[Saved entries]
+++++

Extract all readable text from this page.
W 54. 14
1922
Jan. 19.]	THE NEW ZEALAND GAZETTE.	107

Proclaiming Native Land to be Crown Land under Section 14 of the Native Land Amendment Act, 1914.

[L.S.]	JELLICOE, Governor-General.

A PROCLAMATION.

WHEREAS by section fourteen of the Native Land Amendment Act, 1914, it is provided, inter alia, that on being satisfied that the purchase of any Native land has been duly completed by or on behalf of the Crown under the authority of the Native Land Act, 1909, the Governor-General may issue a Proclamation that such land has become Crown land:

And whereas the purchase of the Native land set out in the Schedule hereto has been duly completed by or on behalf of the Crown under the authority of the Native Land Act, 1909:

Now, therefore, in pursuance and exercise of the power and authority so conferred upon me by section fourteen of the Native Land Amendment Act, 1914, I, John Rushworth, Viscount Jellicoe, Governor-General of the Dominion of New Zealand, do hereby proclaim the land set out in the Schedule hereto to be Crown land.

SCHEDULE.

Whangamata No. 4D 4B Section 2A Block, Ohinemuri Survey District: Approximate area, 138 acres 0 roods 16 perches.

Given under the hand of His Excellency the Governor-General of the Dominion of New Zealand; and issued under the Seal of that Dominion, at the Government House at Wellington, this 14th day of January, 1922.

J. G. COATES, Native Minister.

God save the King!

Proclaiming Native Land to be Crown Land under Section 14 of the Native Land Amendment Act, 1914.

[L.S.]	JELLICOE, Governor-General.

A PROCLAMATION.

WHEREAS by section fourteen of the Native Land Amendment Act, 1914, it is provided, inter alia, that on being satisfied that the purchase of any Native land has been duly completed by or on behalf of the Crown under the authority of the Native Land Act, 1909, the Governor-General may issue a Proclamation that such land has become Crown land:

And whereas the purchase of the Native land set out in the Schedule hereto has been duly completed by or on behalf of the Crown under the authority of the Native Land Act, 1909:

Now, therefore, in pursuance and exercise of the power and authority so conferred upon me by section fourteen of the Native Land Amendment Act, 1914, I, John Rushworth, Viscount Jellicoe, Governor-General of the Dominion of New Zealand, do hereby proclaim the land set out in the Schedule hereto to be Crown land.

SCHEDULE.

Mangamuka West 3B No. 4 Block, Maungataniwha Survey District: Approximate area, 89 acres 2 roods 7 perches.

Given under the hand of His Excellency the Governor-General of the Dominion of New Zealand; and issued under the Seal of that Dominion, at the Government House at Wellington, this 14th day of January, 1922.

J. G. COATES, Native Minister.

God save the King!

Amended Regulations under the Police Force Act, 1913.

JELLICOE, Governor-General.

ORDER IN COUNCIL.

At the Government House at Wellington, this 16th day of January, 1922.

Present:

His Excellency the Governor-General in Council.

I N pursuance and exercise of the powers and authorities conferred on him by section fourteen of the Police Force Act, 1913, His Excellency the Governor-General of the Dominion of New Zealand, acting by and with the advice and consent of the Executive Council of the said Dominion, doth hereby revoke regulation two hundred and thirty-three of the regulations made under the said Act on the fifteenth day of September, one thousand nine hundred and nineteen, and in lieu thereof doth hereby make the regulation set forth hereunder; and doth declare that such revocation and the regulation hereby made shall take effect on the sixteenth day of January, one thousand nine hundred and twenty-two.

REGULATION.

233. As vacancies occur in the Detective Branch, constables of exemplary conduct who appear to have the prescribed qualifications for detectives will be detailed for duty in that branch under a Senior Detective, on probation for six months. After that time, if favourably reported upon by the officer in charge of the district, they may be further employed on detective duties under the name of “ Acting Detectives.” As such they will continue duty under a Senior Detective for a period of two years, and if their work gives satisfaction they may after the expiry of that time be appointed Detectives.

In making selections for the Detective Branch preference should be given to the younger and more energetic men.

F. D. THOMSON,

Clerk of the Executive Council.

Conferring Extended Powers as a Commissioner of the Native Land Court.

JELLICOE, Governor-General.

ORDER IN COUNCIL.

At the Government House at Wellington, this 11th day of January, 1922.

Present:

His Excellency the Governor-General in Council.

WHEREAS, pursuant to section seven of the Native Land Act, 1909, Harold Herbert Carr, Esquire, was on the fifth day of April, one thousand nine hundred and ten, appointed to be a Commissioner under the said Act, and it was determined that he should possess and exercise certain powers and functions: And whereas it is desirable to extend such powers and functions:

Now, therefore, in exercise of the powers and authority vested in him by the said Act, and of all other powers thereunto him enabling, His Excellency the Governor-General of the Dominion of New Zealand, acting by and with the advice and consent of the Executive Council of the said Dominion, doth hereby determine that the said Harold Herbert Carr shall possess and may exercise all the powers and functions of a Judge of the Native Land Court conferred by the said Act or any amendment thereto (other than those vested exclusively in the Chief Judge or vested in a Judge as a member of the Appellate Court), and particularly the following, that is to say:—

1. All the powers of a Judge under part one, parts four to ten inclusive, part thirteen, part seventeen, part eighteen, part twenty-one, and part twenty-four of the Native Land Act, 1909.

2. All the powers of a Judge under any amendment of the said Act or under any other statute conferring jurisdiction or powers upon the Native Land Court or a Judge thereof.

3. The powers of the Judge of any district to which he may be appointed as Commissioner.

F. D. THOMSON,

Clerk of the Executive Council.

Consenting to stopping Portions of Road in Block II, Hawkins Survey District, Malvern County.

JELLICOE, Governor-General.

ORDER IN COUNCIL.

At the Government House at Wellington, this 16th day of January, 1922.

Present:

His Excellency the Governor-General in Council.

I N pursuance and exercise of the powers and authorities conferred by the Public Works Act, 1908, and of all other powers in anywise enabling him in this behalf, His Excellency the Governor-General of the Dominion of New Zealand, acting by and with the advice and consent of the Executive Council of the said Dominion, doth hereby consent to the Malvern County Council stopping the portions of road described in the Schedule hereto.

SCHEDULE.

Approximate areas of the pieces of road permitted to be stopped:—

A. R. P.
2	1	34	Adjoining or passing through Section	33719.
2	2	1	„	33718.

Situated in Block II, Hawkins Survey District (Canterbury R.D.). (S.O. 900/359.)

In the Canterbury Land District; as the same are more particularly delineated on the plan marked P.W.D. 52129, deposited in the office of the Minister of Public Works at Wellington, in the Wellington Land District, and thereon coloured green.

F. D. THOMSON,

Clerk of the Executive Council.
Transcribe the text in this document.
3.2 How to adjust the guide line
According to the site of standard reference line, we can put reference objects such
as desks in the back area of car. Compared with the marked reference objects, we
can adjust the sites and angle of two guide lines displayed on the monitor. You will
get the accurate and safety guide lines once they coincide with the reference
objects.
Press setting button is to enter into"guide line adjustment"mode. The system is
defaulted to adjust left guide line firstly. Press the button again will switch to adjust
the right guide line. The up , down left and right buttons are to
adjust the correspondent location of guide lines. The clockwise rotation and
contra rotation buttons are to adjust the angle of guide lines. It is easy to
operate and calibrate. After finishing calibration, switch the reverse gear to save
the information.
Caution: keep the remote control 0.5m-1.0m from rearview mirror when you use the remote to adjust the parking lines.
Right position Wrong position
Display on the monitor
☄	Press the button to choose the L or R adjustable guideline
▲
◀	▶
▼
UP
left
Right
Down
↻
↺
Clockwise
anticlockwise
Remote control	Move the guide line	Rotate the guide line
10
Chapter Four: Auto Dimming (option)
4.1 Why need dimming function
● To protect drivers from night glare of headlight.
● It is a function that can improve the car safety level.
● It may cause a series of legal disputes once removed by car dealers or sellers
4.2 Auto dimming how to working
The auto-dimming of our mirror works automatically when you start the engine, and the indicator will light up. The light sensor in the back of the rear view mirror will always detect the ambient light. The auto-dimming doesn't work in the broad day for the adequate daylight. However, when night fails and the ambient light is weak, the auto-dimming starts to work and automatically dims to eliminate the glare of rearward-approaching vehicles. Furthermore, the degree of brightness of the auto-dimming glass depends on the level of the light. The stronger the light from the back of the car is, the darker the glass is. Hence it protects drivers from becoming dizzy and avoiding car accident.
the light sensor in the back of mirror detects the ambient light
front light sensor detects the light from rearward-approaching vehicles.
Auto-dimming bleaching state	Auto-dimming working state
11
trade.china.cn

+++++

Say how many lines in this material hold "After", and say nothing else.

2